TASK DETAILS:
Restate the full set of records exactly, word for word.

AVAILABLE DATA:

------------------------------------------------------------

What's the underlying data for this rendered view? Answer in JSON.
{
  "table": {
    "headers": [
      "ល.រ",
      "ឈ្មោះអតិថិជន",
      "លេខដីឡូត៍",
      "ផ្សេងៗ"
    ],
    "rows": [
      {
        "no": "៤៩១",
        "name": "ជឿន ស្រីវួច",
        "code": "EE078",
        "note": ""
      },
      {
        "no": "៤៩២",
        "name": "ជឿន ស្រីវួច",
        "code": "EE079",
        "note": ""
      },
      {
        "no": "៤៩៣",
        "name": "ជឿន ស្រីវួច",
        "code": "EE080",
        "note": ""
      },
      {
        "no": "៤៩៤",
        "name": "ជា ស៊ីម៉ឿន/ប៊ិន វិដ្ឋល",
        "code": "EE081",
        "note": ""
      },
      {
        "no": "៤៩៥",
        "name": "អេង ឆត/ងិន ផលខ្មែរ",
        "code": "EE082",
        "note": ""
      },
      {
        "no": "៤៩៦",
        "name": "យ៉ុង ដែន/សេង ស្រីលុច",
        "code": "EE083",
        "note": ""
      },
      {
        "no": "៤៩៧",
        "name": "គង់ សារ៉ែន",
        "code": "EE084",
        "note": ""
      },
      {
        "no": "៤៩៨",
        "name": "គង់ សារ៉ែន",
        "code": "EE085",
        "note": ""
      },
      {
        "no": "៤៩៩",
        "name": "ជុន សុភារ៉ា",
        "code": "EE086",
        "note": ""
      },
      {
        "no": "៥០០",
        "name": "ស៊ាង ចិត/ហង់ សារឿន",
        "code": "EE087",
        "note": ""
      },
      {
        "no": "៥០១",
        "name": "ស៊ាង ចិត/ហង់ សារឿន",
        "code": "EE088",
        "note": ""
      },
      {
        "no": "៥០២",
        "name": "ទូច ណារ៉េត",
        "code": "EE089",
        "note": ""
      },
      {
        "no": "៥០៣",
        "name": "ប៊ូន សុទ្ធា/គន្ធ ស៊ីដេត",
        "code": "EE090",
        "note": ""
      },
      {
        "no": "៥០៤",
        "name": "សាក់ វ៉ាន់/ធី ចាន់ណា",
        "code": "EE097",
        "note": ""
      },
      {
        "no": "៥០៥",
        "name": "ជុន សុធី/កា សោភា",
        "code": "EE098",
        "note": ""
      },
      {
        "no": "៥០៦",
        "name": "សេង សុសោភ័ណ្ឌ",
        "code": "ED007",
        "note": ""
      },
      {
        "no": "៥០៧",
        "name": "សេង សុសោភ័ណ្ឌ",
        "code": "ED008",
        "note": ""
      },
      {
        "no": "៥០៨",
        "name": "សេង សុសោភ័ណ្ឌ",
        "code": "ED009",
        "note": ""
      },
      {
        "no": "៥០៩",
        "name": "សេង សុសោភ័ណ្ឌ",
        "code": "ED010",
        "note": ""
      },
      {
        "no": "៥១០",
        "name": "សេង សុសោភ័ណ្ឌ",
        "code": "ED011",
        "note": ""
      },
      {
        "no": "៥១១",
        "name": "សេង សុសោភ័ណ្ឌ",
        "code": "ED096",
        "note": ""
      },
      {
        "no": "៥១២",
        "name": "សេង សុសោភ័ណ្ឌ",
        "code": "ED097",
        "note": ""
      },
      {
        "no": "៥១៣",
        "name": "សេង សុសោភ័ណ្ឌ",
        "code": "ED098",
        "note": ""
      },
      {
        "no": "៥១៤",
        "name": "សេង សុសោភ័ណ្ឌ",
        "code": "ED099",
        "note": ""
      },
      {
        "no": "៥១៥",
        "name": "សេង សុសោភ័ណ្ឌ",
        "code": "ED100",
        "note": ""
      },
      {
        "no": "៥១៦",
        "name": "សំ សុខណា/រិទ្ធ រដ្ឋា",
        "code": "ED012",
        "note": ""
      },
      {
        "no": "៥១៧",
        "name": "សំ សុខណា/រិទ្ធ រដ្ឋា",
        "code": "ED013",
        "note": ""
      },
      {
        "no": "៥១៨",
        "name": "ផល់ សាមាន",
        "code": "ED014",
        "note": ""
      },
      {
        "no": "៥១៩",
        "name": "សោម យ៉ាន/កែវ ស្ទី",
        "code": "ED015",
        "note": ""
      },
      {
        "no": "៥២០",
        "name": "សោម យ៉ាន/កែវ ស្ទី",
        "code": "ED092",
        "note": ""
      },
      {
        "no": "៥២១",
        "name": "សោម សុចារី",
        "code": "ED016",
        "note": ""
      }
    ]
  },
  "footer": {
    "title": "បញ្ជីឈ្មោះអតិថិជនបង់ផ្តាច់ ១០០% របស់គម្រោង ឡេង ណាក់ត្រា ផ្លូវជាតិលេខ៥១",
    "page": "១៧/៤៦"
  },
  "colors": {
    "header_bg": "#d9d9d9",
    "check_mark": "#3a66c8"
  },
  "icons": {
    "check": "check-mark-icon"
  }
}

------------------------------------------------------------

TASK RESPONSE:
What's the underlying data for this rendered view? Answer in JSON.
{
  "table": {
    "headers": [
      "ល.រ",
      "ឈ្មោះអតិថិជន",
      "លេខដីឡូត៍",
      "ផ្សេងៗ"
    ],
    "rows": [
      {
        "no": "៤៩១",
        "name": "ជឿន ស្រីវួច",
        "code": "EE078",
        "note": ""
      },
      {
        "no": "៤៩២",
        "name": "ជឿន ស្រីវួច",
        "code": "EE079",
        "note": ""
      },
      {
        "no": "៤៩៣",
        "name": "ជឿន ស្រីវួច",
        "code": "EE080",
        "note": ""
      },
      {
        "no": "៤៩៤",
        "name": "ជា ស៊ីម៉ឿន/ប៊ិន វិដ្ឋល",
        "code": "EE081",
        "note": ""
      },
      {
        "no": "៤៩៥",
        "name": "អេង ឆត/ងិន ផលខ្មែរ",
        "code": "EE082",
        "note": ""
      },
      {
        "no": "៤៩៦",
        "name": "យ៉ុង ដែន/សេង ស្រីលុច",
        "code": "EE083",
        "note": ""
      },
      {
        "no": "៤៩៧",
        "name": "គង់ សារ៉ែន",
        "code": "EE084",
        "note": ""
      },
      {
        "no": "៤៩៨",
        "name": "គង់ សារ៉ែន",
        "code": "EE085",
        "note": ""
      },
      {
        "no": "៤៩៩",
        "name": "ជុន សុភារ៉ា",
        "code": "EE086",
        "note": ""
      },
      {
        "no": "៥០០",
        "name": "ស៊ាង ចិត/ហង់ សារឿន",
        "code": "EE087",
        "note": ""
      },
      {
        "no": "៥០១",
        "name": "ស៊ាង ចិត/ហង់ សារឿន",
        "code": "EE088",
        "note": ""
      },
      {
        "no": "៥០២",
        "name": "ទូច ណារ៉េត",
        "code": "EE089",
        "note": ""
      },
      {
        "no": "៥០៣",
        "name": "ប៊ូន សុទ្ធា/គន្ធ ស៊ីដេត",
        "code": "EE090",
        "note": ""
      },
      {
        "no": "៥០៤",
        "name": "សាក់ វ៉ាន់/ធី ចាន់ណា",
        "code": "EE097",
        "note": ""
      },
      {
        "no": "៥០៥",
        "name": "ជុន សុធី/កា សោភា",
        "code": "EE098",
        "note": ""
      },
      {
        "no": "៥០៦",
        "name": "សេង សុសោភ័ណ្ឌ",
        "code": "ED007",
        "note": ""
      },
      {
        "no": "៥០៧",
        "name": "សេង សុសោភ័ណ្ឌ",
        "code": "ED008",
        "note": ""
      },
      {
        "no": "៥០៨",
        "name": "សេង សុសោភ័ណ្ឌ",
        "code": "ED009",
        "note": ""
      },
      {
        "no": "៥០៩",
        "name": "សេង សុសោភ័ណ្ឌ",
        "code": "ED010",
        "note": ""
      },
      {
        "no": "៥១០",
        "name": "សេង សុសោភ័ណ្ឌ",
        "code": "ED011",
        "note": ""
      },
      {
        "no": "៥១១",
        "name": "សេង សុសោភ័ណ្ឌ",
        "code": "ED096",
        "note": ""
      },
      {
        "no": "៥១២",
        "name": "សេង សុសោភ័ណ្ឌ",
        "code": "ED097",
        "note": ""
      },
      {
        "no": "៥១៣",
        "name": "សេង សុសោភ័ណ្ឌ",
        "code": "ED098",
        "note": ""
      },
      {
        "no": "៥១៤",
        "name": "សេង សុសោភ័ណ្ឌ",
        "code": "ED099",
        "note": ""
      },
      {
        "no": "៥១៥",
        "name": "សេង សុសោភ័ណ្ឌ",
        "code": "ED100",
        "note": ""
      },
      {
        "no": "៥១៦",
        "name": "សំ សុខណា/រិទ្ធ រដ្ឋា",
        "code": "ED012",
        "note": ""
      },
      {
        "no": "៥១៧",
        "name": "សំ សុខណា/រិទ្ធ រដ្ឋា",
        "code": "ED013",
        "note": ""
      },
      {
        "no": "៥១៨",
        "name": "ផល់ សាមាន",
        "code": "ED014",
        "note": ""
      },
      {
        "no": "៥១៩",
        "name": "សោម យ៉ាន/កែវ ស្ទី",
        "code": "ED015",
        "note": ""
      },
      {
        "no": "៥២០",
        "name": "សោម យ៉ាន/កែវ ស្ទី",
        "code": "ED092",
        "note": ""
      },
      {
        "no": "៥២១",
        "name": "សោម សុចារី",
        "code": "ED016",
        "note": ""
      }
    ]
  },
  "footer": {
    "title": "បញ្ជីឈ្មោះអតិថិជនបង់ផ្តាច់ ១០០% របស់គម្រោង ឡេង ណាក់ត្រា ផ្លូវជាតិលេខ៥១",
    "page": "១៧/៤៦"
  },
  "colors": {
    "header_bg": "#d9d9d9",
    "check_mark": "#3a66c8"
  },
  "icons": {
    "check": "check-mark-icon"
  }
}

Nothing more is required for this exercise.